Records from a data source
● ● ●

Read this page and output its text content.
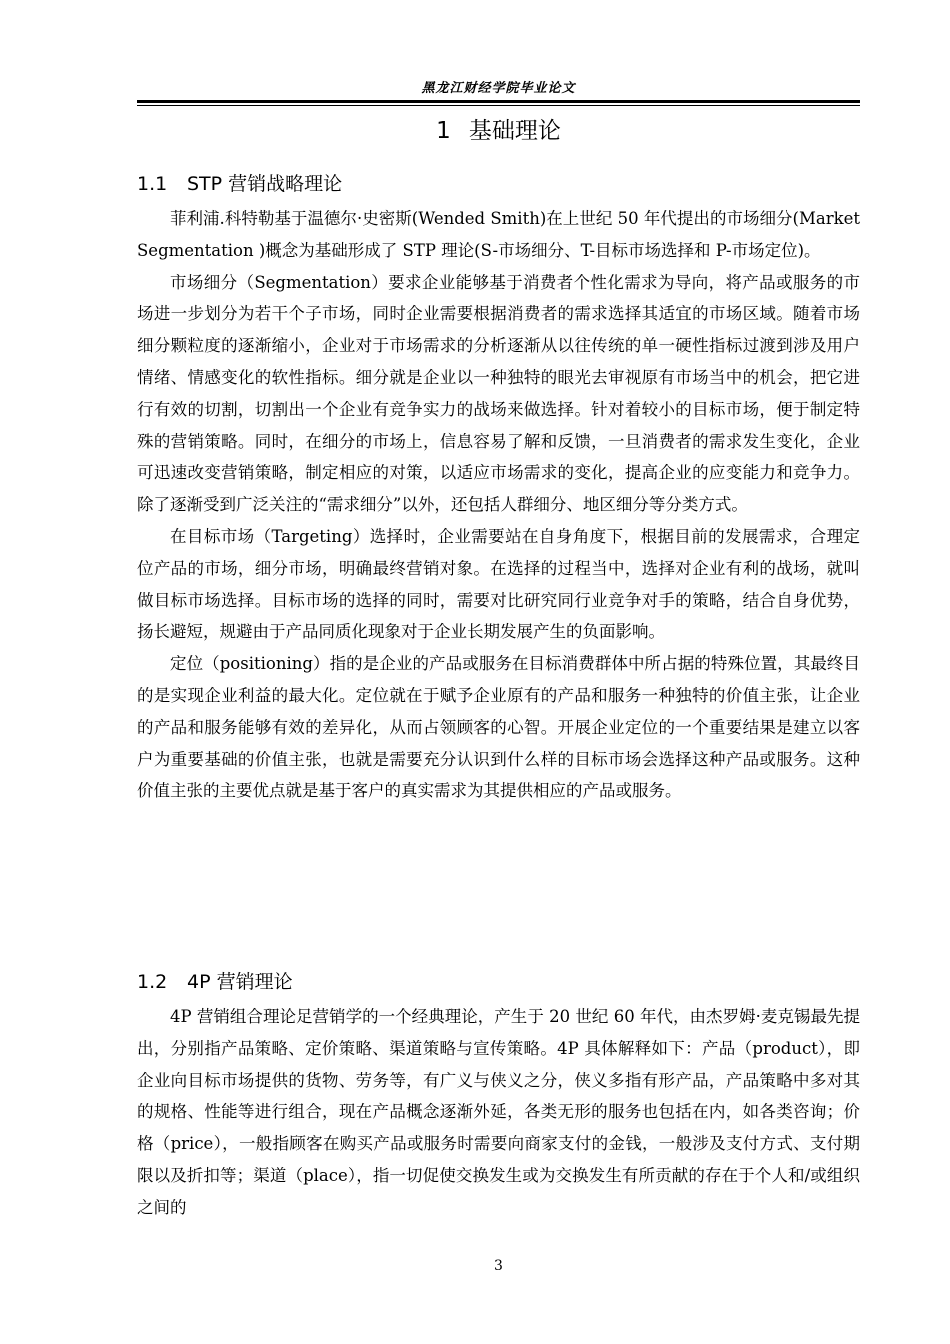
黑龙江财经学院毕业论文
1 基础理论
1.1 STP 营销战略理论

菲利浦.科特勒基于温德尔·史密斯(Wended Smith)在上世纪 50 年代提出的市场细分(Market Segmentation )概念为基础形成了 STP 理论(S-市场细分、T-目标市场选择和 P-市场定位)。

市场细分（Segmentation）要求企业能够基于消费者个性化需求为导向，将产品或服务的市场进一步划分为若干个子市场，同时企业需要根据消费者的需求选择其适宜的市场区域。随着市场细分颗粒度的逐渐缩小，企业对于市场需求的分析逐渐从以往传统的单一硬性指标过渡到涉及用户情绪、情感变化的软性指标。细分就是企业以一种独特的眼光去审视原有市场当中的机会，把它进行有效的切割，切割出一个企业有竞争实力的战场来做选择。针对着较小的目标市场，便于制定特殊的营销策略。同时，在细分的市场上，信息容易了解和反馈，一旦消费者的需求发生变化，企业可迅速改变营销策略，制定相应的对策，以适应市场需求的变化，提高企业的应变能力和竞争力。除了逐渐受到广泛关注的“需求细分”以外，还包括人群细分、地区细分等分类方式。

在目标市场（Targeting）选择时，企业需要站在自身角度下，根据目前的发展需求，合理定位产品的市场，细分市场，明确最终营销对象。在选择的过程当中，选择对企业有利的战场，就叫做目标市场选择。目标市场的选择的同时，需要对比研究同行业竞争对手的策略，结合自身优势，扬长避短，规避由于产品同质化现象对于企业长期发展产生的负面影响。

定位（positioning）指的是企业的产品或服务在目标消费群体中所占据的特殊位置，其最终目的是实现企业利益的最大化。定位就在于赋予企业原有的产品和服务一种独特的价值主张，让企业的产品和服务能够有效的差异化，从而占领顾客的心智。开展企业定位的一个重要结果是建立以客户为重要基础的价值主张，也就是需要充分认识到什么样的目标市场会选择这种产品或服务。这种价值主张的主要优点就是基于客户的真实需求为其提供相应的产品或服务。

1.2 4P 营销理论

4P 营销组合理论足营销学的一个经典理论，产生于 20 世纪 60 年代，由杰罗姆·麦克锡最先提出，分别指产品策略、定价策略、渠道策略与宣传策略。4P 具体解释如下：产品（product），即企业向目标市场提供的货物、劳务等，有广义与侠义之分，侠义多指有形产品，产品策略中多对其的规格、性能等进行组合，现在产品概念逐渐外延，各类无形的服务也包括在内，如各类咨询；价格（price），一般指顾客在购买产品或服务时需要向商家支付的金钱，一般涉及支付方式、支付期限以及折扣等；渠道（place），指一切促使交换发生或为交换发生有所贡献的存在于个人和/或组织之间的

3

● ● ●

▶ _What you need to do_
Quote everything in the listing above exactly; pictures are the only thing to omit.

▶ _Task response_
Read this page and output its text content.
黑龙江财经学院毕业论文
1 基础理论
1.1 STP 营销战略理论

菲利浦.科特勒基于温德尔·史密斯(Wended Smith)在上世纪 50 年代提出的市场细分(Market Segmentation )概念为基础形成了 STP 理论(S-市场细分、T-目标市场选择和 P-市场定位)。

市场细分（Segmentation）要求企业能够基于消费者个性化需求为导向，将产品或服务的市场进一步划分为若干个子市场，同时企业需要根据消费者的需求选择其适宜的市场区域。随着市场细分颗粒度的逐渐缩小，企业对于市场需求的分析逐渐从以往传统的单一硬性指标过渡到涉及用户情绪、情感变化的软性指标。细分就是企业以一种独特的眼光去审视原有市场当中的机会，把它进行有效的切割，切割出一个企业有竞争实力的战场来做选择。针对着较小的目标市场，便于制定特殊的营销策略。同时，在细分的市场上，信息容易了解和反馈，一旦消费者的需求发生变化，企业可迅速改变营销策略，制定相应的对策，以适应市场需求的变化，提高企业的应变能力和竞争力。除了逐渐受到广泛关注的“需求细分”以外，还包括人群细分、地区细分等分类方式。

在目标市场（Targeting）选择时，企业需要站在自身角度下，根据目前的发展需求，合理定位产品的市场，细分市场，明确最终营销对象。在选择的过程当中，选择对企业有利的战场，就叫做目标市场选择。目标市场的选择的同时，需要对比研究同行业竞争对手的策略，结合自身优势，扬长避短，规避由于产品同质化现象对于企业长期发展产生的负面影响。

定位（positioning）指的是企业的产品或服务在目标消费群体中所占据的特殊位置，其最终目的是实现企业利益的最大化。定位就在于赋予企业原有的产品和服务一种独特的价值主张，让企业的产品和服务能够有效的差异化，从而占领顾客的心智。开展企业定位的一个重要结果是建立以客户为重要基础的价值主张，也就是需要充分认识到什么样的目标市场会选择这种产品或服务。这种价值主张的主要优点就是基于客户的真实需求为其提供相应的产品或服务。

1.2 4P 营销理论

4P 营销组合理论足营销学的一个经典理论，产生于 20 世纪 60 年代，由杰罗姆·麦克锡最先提出，分别指产品策略、定价策略、渠道策略与宣传策略。4P 具体解释如下：产品（product），即企业向目标市场提供的货物、劳务等，有广义与侠义之分，侠义多指有形产品，产品策略中多对其的规格、性能等进行组合，现在产品概念逐渐外延，各类无形的服务也包括在内，如各类咨询；价格（price），一般指顾客在购买产品或服务时需要向商家支付的金钱，一般涉及支付方式、支付期限以及折扣等；渠道（place），指一切促使交换发生或为交换发生有所贡献的存在于个人和/或组织之间的

3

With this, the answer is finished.